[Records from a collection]
[Start of Attachment]

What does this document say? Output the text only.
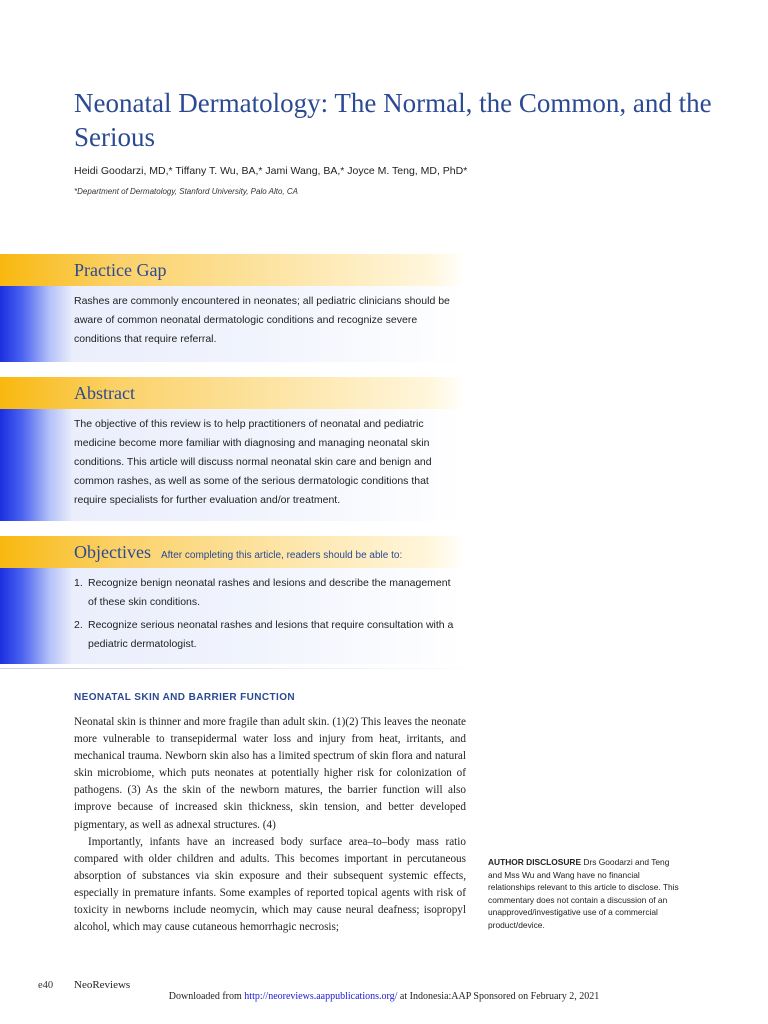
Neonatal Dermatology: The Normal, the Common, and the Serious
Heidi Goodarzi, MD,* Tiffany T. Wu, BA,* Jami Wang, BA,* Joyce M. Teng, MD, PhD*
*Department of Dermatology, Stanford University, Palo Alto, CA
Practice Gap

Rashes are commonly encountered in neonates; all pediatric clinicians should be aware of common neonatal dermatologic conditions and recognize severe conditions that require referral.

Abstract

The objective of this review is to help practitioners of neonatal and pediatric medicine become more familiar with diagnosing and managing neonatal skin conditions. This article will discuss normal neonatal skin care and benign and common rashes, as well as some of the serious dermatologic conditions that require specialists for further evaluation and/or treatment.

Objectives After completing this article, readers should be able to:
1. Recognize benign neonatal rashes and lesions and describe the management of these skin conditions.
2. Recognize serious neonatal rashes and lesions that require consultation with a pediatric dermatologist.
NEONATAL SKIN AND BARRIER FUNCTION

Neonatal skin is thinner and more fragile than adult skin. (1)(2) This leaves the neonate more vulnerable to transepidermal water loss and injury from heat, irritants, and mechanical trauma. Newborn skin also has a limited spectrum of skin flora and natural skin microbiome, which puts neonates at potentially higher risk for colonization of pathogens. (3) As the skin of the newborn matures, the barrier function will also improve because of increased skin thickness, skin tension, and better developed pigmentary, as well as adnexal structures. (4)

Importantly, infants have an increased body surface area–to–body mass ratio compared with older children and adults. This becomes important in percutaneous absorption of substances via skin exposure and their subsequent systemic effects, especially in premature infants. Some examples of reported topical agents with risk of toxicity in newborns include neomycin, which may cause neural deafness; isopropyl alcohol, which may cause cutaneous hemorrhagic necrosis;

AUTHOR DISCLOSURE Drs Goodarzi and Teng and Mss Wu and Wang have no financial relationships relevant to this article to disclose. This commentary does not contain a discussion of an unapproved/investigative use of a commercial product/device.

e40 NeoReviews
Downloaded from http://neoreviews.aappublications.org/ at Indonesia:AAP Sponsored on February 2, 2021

[End of Attachment]
[Start of Attachment]

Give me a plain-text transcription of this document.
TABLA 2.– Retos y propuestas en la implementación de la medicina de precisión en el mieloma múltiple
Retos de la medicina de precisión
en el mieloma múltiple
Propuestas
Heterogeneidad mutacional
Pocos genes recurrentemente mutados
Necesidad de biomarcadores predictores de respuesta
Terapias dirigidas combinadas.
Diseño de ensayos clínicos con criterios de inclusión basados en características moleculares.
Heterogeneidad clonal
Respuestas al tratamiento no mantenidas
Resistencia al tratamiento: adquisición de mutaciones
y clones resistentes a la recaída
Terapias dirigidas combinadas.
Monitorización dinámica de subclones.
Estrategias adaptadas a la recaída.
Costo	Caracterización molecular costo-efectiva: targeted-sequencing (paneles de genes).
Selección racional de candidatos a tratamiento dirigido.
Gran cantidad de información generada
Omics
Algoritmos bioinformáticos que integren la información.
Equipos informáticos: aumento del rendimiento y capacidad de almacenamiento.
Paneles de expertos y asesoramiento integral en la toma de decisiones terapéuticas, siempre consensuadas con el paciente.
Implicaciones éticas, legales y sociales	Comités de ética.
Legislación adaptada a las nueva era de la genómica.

[End of Attachment]
[Start of Attachment]

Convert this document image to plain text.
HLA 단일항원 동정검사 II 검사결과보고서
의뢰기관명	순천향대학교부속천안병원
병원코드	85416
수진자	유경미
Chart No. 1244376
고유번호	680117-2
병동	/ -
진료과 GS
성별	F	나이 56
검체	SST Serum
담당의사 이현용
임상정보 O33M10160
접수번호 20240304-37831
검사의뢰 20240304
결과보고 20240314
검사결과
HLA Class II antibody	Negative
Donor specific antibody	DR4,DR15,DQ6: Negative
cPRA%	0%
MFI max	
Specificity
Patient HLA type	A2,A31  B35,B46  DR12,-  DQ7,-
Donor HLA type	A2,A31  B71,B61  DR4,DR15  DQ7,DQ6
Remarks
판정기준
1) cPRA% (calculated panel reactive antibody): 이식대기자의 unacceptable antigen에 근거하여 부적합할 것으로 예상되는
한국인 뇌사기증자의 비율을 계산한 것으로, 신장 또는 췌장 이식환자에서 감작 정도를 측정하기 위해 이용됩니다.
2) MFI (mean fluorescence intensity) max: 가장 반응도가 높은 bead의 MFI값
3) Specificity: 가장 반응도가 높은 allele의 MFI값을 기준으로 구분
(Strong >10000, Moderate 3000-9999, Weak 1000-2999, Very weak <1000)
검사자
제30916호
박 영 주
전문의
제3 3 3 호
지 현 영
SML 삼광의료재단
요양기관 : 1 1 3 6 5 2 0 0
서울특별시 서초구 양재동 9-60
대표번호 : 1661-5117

[End of Attachment]

* [What the task requires] In the entries above, copy each line that contains the string "medicina".

* [Your response]
TABLA 2.– Retos y propuestas en la implementación de la medicina de precisión en el mieloma múltiple
Retos de la medicina de precisión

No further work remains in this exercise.